**Required work**.
Each line of the data that includes the string "common" is to be copied out.

= = =

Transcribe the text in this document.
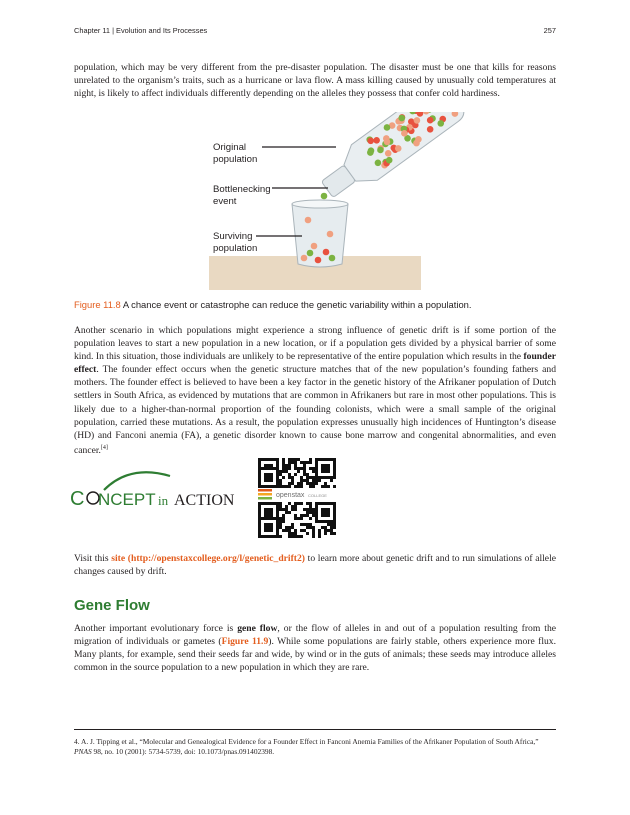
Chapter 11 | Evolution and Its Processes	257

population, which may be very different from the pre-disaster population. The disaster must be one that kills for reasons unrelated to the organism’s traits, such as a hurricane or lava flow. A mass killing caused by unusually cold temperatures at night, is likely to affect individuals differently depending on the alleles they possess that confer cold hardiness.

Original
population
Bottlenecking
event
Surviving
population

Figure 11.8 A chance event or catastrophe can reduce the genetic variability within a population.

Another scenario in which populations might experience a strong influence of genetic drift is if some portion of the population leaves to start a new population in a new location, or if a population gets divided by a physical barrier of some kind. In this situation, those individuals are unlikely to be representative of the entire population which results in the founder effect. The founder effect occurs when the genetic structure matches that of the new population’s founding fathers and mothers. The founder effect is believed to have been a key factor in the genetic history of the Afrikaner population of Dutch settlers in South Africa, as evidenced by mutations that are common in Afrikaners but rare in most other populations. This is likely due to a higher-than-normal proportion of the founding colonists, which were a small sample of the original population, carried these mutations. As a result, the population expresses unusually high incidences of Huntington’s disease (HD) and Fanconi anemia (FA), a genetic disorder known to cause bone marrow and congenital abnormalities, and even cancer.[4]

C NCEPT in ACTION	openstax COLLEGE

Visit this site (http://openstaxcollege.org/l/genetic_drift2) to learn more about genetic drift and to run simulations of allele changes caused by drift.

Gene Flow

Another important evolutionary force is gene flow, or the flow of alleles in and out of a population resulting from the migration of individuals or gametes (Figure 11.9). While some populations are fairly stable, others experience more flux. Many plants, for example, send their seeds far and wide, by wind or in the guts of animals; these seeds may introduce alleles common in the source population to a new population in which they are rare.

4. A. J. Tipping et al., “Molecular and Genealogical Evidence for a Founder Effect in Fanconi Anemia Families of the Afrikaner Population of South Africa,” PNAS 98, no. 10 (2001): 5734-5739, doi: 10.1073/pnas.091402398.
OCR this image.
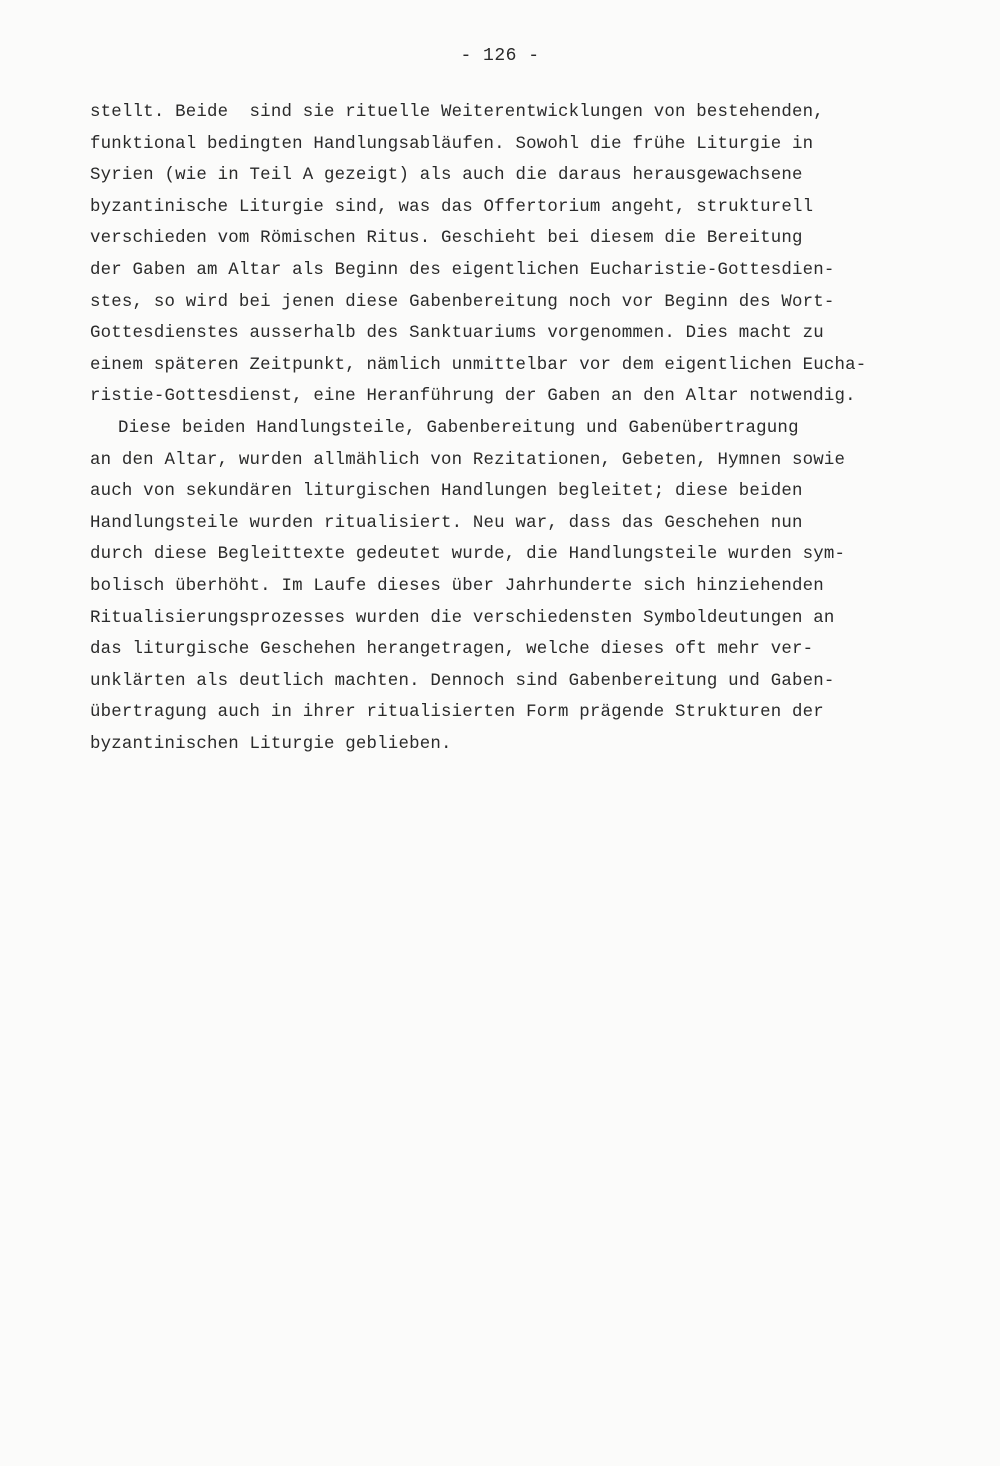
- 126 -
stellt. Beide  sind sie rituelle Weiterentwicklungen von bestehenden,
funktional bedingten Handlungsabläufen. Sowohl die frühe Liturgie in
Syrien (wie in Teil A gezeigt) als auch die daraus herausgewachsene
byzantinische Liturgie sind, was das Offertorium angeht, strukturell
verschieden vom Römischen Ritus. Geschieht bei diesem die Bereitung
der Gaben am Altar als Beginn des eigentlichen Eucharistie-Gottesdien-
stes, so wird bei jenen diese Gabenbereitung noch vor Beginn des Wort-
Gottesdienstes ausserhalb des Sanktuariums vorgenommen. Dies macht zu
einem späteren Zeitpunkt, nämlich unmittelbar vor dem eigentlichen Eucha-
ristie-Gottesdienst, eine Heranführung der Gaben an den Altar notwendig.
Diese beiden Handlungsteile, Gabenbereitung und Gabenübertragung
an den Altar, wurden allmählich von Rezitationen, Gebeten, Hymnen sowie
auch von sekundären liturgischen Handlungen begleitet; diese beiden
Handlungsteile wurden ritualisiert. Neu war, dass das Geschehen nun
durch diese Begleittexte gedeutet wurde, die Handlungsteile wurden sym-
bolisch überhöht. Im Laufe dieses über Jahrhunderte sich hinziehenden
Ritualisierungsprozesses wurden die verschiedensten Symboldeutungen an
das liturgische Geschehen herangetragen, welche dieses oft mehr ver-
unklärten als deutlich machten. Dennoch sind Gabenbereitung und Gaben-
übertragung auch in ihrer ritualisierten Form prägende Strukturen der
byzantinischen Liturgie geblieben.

= = =

**Problem solution**.
Another scenario in which populations might experience a strong influence of genetic drift is if some portion of the population leaves to start a new population in a new location, or if a population gets divided by a physical barrier of some kind. In this situation, those individuals are unlikely to be representative of the entire population which results in the founder effect. The founder effect occurs when the genetic structure matches that of the new population’s founding fathers and mothers. The founder effect is believed to have been a key factor in the genetic history of the Afrikaner population of Dutch settlers in South Africa, as evidenced by mutations that are common in Afrikaners but rare in most other populations. This is likely due to a higher-than-normal proportion of the founding colonists, which were a small sample of the original population, carried these mutations. As a result, the population expresses unusually high incidences of Huntington’s disease (HD) and Fanconi anemia (FA), a genetic disorder known to cause bone marrow and congenital abnormalities, and even cancer.[4]
Another important evolutionary force is gene flow, or the flow of alleles in and out of a population resulting from the migration of individuals or gametes (Figure 11.9). While some populations are fairly stable, others experience more flux. Many plants, for example, send their seeds far and wide, by wind or in the guts of animals; these seeds may introduce alleles common in the source population to a new population in which they are rare.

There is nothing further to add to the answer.